— Task directions —
Find every line in the records below that holds the word "tortilla", and copy each one.

— Records shown —
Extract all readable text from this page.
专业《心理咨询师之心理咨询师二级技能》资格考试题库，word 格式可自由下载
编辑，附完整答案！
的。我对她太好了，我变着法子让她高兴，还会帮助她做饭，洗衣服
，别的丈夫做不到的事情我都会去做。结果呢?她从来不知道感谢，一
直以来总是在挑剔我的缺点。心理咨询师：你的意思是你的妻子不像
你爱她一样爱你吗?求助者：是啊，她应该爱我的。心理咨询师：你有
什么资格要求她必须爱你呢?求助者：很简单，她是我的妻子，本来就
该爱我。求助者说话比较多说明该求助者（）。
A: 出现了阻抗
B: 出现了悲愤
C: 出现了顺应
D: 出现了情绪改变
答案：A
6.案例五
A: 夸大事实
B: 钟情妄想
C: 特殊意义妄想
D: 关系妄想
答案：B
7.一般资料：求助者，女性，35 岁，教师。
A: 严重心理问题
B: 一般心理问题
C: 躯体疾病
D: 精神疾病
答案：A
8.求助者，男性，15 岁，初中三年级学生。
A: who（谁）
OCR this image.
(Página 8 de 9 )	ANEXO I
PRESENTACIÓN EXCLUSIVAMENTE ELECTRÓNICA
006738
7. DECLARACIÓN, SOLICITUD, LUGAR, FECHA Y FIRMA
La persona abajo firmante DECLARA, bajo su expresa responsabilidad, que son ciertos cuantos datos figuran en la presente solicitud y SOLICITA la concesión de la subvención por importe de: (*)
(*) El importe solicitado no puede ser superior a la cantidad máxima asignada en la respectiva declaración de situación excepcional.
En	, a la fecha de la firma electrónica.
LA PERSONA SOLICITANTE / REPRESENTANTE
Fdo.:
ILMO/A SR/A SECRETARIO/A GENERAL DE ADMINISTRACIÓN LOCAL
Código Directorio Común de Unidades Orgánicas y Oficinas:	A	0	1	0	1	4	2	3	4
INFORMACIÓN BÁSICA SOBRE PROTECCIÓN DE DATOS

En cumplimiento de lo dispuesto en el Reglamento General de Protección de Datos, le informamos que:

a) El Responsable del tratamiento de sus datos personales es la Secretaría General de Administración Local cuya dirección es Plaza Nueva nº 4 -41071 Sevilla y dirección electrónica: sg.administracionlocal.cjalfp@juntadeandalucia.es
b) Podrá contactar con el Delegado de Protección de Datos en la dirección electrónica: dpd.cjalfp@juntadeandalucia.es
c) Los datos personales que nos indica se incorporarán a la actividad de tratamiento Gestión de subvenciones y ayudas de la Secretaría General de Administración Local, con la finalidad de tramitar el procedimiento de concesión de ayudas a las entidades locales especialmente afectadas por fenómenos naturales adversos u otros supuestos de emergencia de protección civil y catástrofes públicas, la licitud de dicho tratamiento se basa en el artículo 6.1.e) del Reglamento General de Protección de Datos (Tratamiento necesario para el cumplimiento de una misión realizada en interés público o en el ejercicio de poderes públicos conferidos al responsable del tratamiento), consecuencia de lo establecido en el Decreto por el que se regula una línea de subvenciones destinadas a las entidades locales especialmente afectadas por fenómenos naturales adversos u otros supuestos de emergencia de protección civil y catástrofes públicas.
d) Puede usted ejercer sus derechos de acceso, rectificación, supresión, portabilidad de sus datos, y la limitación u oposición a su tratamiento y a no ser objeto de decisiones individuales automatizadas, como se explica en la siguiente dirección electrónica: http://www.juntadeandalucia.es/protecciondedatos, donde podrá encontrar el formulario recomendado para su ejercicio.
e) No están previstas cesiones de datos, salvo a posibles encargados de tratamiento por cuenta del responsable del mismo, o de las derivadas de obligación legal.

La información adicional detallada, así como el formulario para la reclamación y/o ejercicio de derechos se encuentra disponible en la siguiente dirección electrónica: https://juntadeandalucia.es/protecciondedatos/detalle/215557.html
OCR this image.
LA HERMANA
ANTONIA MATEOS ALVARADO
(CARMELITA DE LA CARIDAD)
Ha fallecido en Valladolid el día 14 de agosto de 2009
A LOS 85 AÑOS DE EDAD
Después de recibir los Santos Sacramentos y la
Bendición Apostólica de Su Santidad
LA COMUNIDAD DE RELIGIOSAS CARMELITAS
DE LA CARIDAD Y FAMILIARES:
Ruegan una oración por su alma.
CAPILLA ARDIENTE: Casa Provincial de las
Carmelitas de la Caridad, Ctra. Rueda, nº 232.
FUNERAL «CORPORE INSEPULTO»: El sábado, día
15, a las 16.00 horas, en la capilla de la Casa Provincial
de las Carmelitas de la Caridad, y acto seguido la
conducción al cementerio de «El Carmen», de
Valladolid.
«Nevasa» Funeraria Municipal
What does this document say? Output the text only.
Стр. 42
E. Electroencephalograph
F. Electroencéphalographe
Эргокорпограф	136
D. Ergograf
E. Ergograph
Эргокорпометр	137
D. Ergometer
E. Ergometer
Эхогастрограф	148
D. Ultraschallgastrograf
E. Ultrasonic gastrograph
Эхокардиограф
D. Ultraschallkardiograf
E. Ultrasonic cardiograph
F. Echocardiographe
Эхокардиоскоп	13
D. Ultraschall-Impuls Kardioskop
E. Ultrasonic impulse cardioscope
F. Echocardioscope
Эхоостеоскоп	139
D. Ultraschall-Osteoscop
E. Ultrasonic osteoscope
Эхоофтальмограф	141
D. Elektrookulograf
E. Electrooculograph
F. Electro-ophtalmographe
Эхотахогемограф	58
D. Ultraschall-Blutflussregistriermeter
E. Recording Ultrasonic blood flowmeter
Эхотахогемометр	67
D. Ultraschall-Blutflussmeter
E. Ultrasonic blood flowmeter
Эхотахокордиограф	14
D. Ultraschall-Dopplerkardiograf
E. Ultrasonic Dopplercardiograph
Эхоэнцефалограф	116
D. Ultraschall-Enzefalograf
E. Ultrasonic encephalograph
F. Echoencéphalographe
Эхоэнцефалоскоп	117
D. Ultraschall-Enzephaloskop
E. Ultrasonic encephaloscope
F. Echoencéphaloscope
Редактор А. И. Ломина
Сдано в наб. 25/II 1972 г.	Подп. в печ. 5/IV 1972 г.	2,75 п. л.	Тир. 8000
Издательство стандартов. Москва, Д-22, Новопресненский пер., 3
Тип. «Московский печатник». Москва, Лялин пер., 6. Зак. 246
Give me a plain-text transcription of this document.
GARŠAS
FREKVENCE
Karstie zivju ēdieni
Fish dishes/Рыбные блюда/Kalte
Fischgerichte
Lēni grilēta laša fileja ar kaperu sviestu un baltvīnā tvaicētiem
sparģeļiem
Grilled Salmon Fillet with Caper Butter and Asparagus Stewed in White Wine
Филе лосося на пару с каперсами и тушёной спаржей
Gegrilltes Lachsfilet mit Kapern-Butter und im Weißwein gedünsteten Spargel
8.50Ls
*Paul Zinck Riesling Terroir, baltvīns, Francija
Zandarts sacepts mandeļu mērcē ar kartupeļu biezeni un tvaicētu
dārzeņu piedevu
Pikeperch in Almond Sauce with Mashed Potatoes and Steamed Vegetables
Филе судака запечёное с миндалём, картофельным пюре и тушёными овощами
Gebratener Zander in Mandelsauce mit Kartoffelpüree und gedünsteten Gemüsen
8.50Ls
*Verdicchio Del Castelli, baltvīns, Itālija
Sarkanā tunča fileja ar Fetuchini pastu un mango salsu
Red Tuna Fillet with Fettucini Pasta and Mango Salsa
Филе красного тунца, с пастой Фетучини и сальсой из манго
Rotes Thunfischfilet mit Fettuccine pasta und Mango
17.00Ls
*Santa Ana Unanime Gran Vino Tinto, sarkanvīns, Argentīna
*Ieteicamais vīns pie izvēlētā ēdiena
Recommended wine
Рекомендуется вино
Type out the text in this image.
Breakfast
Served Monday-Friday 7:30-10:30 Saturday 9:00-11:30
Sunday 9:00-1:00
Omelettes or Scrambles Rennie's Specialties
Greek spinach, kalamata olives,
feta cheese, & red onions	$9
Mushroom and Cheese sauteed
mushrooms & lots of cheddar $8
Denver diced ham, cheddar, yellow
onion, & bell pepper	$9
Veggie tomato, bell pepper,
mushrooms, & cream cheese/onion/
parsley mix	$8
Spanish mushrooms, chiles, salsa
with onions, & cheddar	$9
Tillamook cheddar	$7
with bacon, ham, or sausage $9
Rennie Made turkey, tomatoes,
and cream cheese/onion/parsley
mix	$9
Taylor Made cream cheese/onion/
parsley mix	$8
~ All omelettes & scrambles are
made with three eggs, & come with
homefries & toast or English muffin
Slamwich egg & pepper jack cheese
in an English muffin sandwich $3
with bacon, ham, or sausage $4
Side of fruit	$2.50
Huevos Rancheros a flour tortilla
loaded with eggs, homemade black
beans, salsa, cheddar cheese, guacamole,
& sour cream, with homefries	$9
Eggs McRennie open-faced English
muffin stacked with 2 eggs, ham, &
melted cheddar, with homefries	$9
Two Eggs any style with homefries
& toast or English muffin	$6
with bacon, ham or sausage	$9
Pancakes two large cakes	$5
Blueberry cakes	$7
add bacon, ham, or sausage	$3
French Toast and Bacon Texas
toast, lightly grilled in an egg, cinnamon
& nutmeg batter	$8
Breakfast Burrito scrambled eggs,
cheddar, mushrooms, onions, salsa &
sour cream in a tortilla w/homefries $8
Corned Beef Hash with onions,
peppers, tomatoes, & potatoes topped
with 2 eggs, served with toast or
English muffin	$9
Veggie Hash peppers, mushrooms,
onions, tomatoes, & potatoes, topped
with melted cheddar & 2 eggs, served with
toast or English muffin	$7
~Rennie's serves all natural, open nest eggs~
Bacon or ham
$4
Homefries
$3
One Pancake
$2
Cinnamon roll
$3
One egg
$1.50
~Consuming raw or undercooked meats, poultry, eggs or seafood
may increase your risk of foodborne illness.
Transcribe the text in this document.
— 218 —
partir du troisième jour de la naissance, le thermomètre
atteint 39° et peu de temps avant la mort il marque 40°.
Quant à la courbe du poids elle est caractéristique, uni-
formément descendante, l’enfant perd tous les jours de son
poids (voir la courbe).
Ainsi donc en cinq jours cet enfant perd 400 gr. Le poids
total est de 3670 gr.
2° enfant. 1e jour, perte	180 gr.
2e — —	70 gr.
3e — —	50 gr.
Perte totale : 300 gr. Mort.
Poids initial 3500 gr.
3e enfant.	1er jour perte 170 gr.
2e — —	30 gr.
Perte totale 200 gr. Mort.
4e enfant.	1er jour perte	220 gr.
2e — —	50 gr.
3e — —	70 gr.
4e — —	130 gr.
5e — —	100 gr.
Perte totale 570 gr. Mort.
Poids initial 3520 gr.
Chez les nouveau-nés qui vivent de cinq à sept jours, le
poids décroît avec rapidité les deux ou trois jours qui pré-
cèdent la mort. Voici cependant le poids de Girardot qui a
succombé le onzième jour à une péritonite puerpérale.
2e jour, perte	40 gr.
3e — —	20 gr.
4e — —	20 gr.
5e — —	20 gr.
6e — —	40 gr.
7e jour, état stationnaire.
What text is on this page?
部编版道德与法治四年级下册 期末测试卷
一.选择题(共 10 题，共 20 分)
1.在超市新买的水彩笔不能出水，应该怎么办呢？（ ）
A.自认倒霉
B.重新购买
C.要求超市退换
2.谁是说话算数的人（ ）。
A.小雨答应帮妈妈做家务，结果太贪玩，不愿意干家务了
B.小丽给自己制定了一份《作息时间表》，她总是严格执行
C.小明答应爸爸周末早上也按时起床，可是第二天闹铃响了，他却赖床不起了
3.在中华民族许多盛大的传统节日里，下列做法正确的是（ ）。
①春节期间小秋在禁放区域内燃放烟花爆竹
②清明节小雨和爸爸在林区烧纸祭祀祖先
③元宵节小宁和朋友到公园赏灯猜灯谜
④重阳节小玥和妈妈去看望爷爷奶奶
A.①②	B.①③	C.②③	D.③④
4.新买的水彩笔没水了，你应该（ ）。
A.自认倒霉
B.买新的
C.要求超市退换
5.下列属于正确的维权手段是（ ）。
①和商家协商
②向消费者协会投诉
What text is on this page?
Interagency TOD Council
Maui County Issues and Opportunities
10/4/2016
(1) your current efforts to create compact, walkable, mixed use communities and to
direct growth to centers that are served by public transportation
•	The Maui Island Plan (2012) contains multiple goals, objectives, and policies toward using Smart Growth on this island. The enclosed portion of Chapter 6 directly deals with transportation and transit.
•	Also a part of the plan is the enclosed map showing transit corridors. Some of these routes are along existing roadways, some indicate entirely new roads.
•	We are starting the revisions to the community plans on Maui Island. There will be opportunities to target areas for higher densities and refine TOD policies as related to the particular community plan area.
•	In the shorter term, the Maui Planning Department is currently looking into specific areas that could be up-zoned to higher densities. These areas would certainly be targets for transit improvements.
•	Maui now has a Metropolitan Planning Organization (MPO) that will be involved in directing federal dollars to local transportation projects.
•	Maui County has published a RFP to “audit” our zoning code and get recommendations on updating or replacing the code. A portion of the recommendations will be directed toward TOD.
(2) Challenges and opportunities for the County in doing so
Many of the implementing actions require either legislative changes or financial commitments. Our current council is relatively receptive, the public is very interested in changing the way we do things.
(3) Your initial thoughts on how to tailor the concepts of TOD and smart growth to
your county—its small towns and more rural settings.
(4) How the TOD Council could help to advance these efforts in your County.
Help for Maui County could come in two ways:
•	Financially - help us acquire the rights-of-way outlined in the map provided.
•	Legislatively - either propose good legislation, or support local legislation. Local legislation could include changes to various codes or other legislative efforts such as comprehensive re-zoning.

— Result below —
Huevos Rancheros a flour tortilla
sour cream in a tortilla w/homefries $8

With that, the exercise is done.